**EXTRAIT FOURNI:**
==*==
La CAA de Versailles adopte une approche pragmatique de la charge de la preuve de l’objectif non fiscal de l’implantation à l’étranger.


L’article 209 B du CGI permet à l’administration, sous certaines conditions, de soumettre une société française à l’impôt sur les sociétés, à proportion de sa part de capital, sur les résultats que réalisent ses filiales étrangères qui jouissent localement d’un régime fiscal privilégié.

I – Clarification, par le Conseil d’Etat, de la clause de sauvegarde générale

Par plusieurs décisions de la fin de 2012 (notamment CE, 28 novembre 2012, n° 338682 et n°341128, et CE, 26 décembre 2012, n°3349070, et n°349071), le Conseil d’Etat a conféré un effet utile à la clause de sauvegarde dite « générale », par opposition à la clause dite « automatique » qui présume les dispositions de l’article 209 B non applicables en cas d’activité industrielle ou commerciale effective sur le marché local (ou, pour reprendre la terminologie du texte actuellement en vigueur, une activité exercée dans l’État à régime fiscal privilégié où est établie l’entité).

Pour le Conseil d’Etat, la clause de sauvegarde générale figurant au 1er alinéa du II de l’article 209 B s’applique « si l’entreprise démontre… que l’implantation de la filiale, détenue directement ou indirectement, dans un pays à régime fiscal privilégié n’a pas, pour la société mère, principalement pour objet d’échapper à l’impôt français ». Cette interprétation a permis d’adapter le texte de loi aux situations qui ont vocation à être visées par le dispositif. Contrairement à ce que le texte de loi laissait penser avant l’intervention du Conseil d’Etat, l’important est en effet l’objet d’une implantation (et non son effet) et le fait de chercher à échapper à l’impôt français (et non à un impôt étranger).
==*==
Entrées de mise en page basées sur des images
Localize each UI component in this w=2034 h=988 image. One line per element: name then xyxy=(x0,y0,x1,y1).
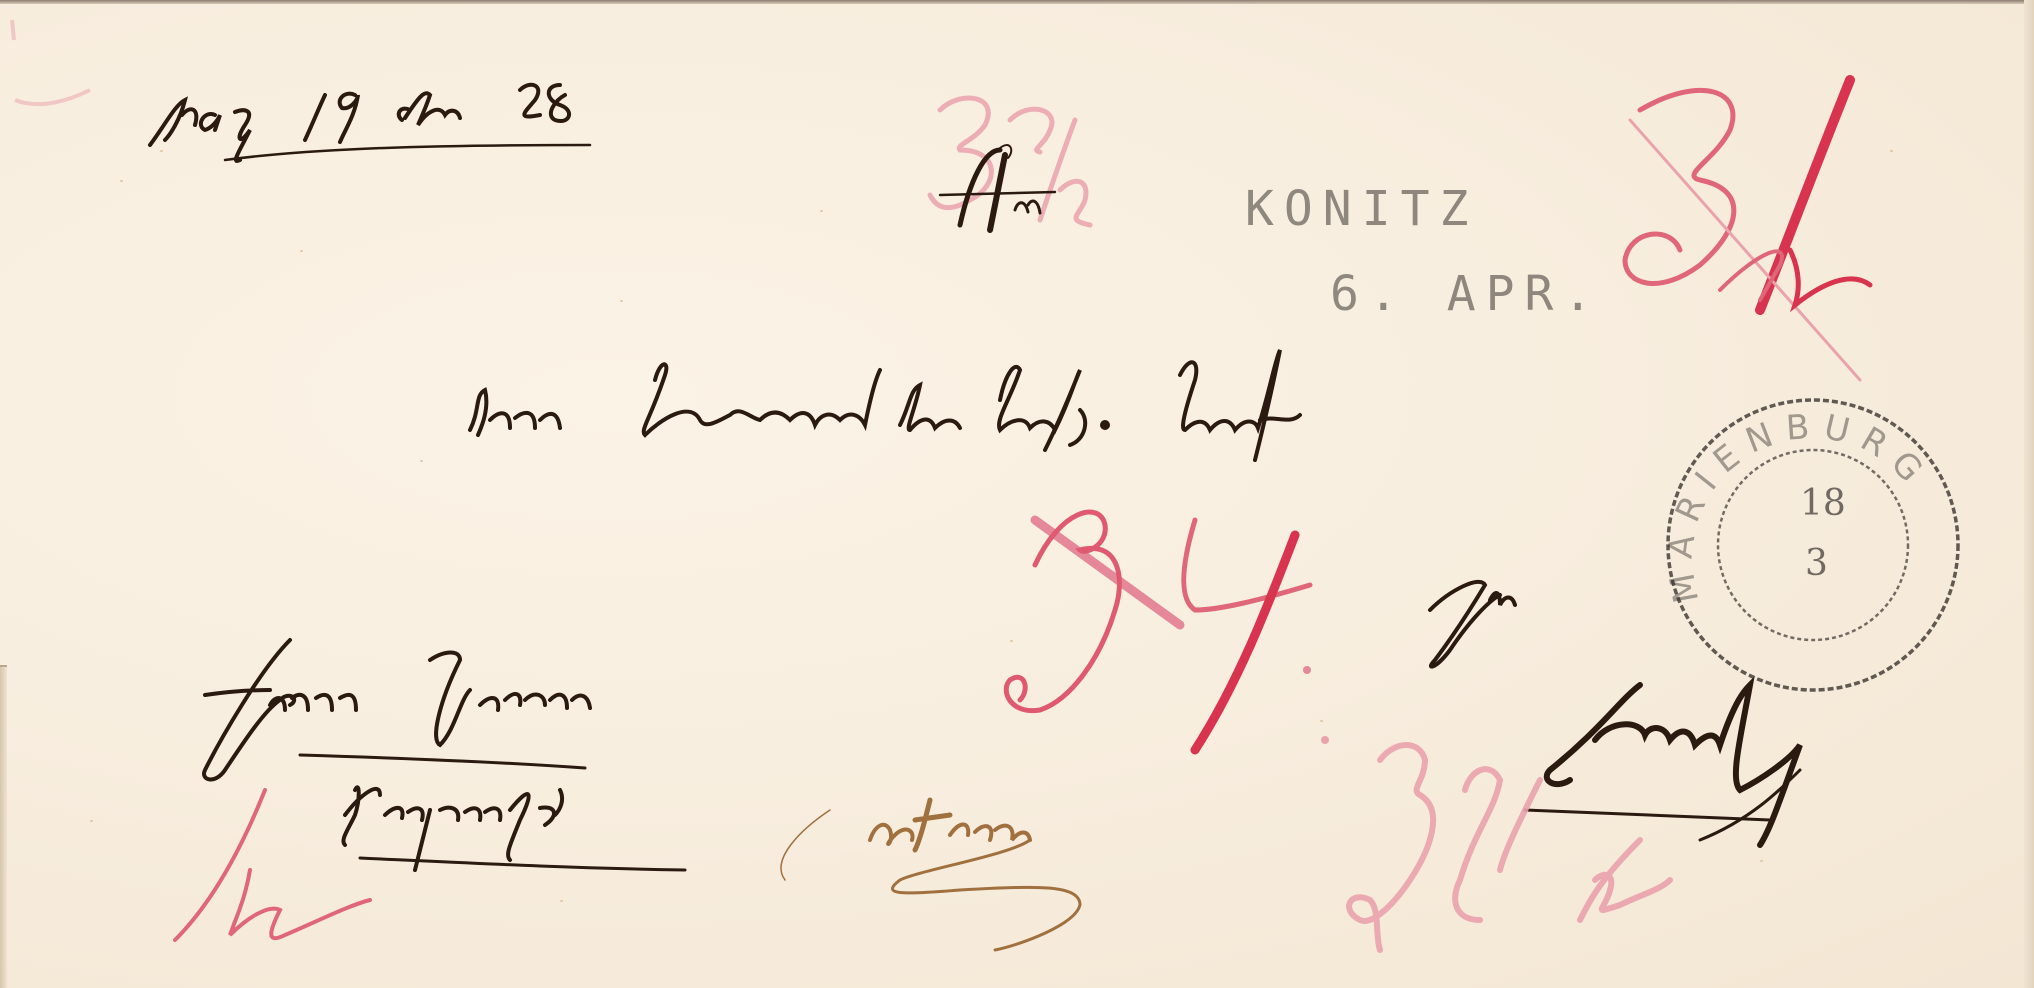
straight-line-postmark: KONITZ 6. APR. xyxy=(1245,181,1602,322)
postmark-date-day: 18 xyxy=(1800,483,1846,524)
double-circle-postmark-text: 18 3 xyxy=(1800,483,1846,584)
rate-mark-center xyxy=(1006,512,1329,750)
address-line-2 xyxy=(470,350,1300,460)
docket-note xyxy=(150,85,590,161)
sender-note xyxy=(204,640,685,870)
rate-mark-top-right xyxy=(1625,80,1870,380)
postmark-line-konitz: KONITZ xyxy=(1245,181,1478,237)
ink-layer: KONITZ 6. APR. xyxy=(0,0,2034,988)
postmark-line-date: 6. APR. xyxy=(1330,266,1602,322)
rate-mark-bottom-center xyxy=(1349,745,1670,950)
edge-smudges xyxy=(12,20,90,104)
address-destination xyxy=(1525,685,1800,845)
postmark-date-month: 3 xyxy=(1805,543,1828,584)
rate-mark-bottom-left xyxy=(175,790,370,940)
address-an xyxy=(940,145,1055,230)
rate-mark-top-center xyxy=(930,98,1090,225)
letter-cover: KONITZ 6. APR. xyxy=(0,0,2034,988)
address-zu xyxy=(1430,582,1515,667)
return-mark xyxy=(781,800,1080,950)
==*==
**À FAIRE:**
1/ Pouvez-vous recopier mot pour mot le passage de l'extrait sur l'article 209 B du CGI situé entre « La CAA de Versailles » et « régime fiscal privilégié. », ces deux passages inclus ?
2/ Quelle suite donneriez-vous à l'extrait sur l'article 209 B du CGI, à partir de sa dernière phrase ?

**RÉPONSES PAR TÂCHE:**
1/
La CAA de Versailles adopte une approche pragmatique de la charge de la preuve de l’objectif non fiscal de l’implantation à l’étranger.


L’article 209 B du CGI permet à l’administration, sous certaines conditions, de soumettre une société française à l’impôt sur les sociétés, à proportion de sa part de capital, sur les résultats que réalisent ses filiales étrangères qui jouissent localement d’un régime fiscal privilégié.

2/
Par cette interprétation, le Conseil d’Etat a alors cassé plusieurs arrêts de Cour administrative d’appel au motif que les juges s’étaient abstenus de répondre à l’argumentation tirée de ce que l’implantation de la filiale n’avait pas principalement pour objet d’échapper à l’impôt français. Jusqu’à la nouvelle interprétation par le Conseil d’Etat, le débat se concentrait en effet, en pratique, sur la présomption de conformité à la clause automatique de sauvegarde prévue par les 2ème et 3ème alinéas du II de l’article 209 B, qui permettait d’échapper à l’application de l’article 209 B lorsque l’entité située dans l’État à fiscalité privilégiée y réalisait une activité industrielle ou commerciale effective (sur les quarante paragraphes que la doctrine de l’Administration consacre à la clause de sauvegarde, près des deux tiers portent sur la clause dite automatique). Cette question absorbait à ce point le débat que c’est précisément parce que les juges du fond s’étaient situés uniquement sur ce terrain et avaient omis d’examiner la question de la conformité des opérations de la société étrangère à la clause de sauvegarde générale que la plupart des arrêts déférés au Conseil d’État ont été annulés.

Le Conseil d’Etat ayant choisi, après cassation de ces arrêts, de renvoyer les litiges devant la CAA de Versailles, sans prendre parti sur les exigences concrètes reposant sur une société française pour qu’elle démontre que l’implantation d’une filiale dans un pays à régime fiscal privilégié n’a pas « principalement pour objet d’échapper à l’impôt français », la position des juges du fond sur ce point était très attendue.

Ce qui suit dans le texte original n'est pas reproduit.